[WHAT YOU SHOULD DO]: Pull out every line with the word "have" from the entries below.

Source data
/---

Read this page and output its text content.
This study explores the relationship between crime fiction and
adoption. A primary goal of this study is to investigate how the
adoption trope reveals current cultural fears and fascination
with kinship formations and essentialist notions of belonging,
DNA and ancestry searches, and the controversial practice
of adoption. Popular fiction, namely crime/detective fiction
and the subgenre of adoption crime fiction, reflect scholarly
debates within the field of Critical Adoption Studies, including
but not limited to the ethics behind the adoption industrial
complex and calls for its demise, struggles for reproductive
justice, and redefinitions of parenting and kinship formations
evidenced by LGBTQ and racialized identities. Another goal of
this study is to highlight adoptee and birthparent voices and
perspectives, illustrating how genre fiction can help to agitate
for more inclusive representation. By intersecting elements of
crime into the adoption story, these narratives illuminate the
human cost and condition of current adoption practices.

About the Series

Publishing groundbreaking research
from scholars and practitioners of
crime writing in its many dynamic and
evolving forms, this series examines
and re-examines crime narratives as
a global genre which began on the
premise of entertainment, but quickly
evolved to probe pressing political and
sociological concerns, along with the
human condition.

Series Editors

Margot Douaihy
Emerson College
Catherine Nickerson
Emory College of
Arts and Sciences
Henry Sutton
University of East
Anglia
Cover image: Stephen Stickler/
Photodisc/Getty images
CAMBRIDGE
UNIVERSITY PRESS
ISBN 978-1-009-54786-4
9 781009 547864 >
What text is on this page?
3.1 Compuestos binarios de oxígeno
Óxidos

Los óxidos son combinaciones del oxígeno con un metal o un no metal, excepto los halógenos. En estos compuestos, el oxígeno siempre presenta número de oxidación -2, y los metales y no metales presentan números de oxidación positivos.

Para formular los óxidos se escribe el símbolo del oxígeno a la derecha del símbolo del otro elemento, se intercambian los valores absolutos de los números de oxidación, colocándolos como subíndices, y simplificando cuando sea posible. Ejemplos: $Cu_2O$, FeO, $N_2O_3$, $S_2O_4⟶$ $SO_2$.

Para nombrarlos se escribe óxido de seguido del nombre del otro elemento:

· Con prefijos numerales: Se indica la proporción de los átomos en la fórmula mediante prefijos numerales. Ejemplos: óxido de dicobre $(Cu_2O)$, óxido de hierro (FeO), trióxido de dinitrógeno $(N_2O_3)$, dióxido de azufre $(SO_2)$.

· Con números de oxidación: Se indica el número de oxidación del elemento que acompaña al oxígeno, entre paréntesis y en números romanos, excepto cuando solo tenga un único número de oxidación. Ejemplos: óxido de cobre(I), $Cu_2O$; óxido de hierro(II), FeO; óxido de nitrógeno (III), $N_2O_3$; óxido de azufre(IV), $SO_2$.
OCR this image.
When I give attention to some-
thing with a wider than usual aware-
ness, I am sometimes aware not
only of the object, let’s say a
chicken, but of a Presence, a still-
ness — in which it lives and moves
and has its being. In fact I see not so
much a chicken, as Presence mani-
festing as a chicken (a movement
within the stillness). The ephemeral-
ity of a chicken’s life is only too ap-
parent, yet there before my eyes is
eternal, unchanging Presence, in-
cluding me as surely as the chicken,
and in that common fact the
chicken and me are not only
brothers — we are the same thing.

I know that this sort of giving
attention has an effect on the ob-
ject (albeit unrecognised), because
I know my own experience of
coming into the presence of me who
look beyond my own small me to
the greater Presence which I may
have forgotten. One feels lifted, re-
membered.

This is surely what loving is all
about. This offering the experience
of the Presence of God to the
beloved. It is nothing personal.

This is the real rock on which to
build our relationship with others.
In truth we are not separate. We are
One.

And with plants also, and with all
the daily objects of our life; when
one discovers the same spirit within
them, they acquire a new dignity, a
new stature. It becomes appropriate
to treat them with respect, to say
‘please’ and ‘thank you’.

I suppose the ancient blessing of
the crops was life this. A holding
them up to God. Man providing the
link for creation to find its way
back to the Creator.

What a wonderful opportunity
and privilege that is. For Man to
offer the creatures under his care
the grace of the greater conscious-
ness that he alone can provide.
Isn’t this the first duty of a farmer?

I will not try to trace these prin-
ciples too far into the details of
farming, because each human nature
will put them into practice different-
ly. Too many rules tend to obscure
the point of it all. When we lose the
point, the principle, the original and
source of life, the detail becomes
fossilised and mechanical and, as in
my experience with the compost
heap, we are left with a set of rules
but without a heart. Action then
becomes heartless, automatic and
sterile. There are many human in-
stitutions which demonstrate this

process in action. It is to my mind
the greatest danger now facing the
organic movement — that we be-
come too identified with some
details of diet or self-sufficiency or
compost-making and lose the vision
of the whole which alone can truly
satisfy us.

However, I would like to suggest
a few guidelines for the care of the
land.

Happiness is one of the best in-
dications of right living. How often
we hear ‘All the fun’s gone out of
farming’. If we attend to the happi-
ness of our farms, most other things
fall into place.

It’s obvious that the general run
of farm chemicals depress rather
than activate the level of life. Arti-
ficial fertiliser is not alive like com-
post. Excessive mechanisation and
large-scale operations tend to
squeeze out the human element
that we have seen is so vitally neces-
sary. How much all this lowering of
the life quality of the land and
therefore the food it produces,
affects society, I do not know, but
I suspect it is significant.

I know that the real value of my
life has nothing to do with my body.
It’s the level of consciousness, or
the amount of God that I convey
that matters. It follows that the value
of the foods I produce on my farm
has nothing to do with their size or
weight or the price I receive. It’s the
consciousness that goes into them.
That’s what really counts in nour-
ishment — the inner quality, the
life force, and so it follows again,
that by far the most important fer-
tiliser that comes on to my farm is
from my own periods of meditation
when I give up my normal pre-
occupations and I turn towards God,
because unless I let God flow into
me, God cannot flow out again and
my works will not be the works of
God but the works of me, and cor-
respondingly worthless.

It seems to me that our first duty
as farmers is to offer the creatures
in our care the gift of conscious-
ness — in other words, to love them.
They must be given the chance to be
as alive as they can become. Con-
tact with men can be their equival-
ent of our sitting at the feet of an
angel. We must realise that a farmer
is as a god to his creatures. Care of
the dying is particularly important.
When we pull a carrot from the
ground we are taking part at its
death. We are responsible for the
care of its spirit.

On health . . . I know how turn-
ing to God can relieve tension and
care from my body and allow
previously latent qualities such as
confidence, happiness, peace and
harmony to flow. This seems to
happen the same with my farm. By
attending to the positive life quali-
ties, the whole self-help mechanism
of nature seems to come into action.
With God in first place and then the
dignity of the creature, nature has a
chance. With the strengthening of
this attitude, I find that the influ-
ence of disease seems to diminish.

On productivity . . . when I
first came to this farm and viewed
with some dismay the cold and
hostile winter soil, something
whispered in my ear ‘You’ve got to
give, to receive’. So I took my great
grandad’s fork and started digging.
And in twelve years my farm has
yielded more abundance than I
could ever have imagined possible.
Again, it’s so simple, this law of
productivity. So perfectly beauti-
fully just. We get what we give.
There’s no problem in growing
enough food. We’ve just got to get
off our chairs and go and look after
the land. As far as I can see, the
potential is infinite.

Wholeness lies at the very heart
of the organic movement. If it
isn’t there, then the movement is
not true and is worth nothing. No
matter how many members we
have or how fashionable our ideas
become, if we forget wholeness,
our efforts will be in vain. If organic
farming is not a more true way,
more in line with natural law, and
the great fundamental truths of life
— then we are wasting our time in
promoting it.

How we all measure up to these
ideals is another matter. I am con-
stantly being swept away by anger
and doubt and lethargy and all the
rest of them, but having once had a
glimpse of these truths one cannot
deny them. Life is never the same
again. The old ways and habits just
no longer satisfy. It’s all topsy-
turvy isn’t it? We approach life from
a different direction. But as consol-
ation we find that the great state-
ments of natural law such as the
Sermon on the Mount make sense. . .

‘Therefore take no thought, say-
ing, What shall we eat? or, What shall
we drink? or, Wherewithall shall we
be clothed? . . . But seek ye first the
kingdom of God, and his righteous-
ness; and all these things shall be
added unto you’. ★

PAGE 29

\---

[EXERCISE RESULT]:
have forgotten. One feels lifted, re-
that we have seen is so vitally neces-
could ever have imagined possible.
have or how fashionable our ideas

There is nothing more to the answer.